(Dataset records)
▬▬▬▬▬▬▬▬▬▬

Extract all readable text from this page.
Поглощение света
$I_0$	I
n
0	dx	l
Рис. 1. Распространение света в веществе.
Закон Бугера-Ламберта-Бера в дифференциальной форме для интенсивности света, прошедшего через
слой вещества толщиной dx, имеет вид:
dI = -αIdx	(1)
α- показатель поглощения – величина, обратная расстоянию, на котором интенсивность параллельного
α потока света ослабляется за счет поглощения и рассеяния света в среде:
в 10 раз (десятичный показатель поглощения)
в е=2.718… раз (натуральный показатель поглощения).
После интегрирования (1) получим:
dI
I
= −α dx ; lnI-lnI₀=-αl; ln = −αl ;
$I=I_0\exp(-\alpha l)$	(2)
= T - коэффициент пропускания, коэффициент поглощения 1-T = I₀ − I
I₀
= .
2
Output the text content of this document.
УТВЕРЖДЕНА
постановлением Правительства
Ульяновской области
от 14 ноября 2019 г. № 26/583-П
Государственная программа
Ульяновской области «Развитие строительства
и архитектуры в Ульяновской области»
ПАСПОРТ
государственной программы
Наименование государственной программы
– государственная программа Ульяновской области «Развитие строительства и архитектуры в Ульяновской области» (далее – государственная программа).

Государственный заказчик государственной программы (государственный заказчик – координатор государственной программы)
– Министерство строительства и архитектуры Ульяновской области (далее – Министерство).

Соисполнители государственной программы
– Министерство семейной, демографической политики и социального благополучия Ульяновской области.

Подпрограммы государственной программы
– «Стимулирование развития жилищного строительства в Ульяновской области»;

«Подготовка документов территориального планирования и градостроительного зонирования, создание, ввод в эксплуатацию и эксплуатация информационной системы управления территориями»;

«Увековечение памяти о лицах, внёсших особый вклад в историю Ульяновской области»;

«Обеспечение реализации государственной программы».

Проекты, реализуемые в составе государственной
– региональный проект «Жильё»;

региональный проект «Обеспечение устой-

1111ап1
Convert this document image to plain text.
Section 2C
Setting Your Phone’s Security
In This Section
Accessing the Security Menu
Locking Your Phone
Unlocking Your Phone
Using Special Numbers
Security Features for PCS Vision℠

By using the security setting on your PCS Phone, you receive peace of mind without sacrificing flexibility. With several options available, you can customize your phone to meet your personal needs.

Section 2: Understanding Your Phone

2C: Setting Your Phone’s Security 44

▬▬▬▬▬▬▬▬▬▬

(Written instruction)
Scan the material and collect every line that contains "архитектуры".

(Written solution)
и архитектуры в Ульяновской области»
– государственная программа Ульяновской области «Развитие строительства и архитектуры в Ульяновской области» (далее – государственная программа).
– Министерство строительства и архитектуры Ульяновской области (далее – Министерство).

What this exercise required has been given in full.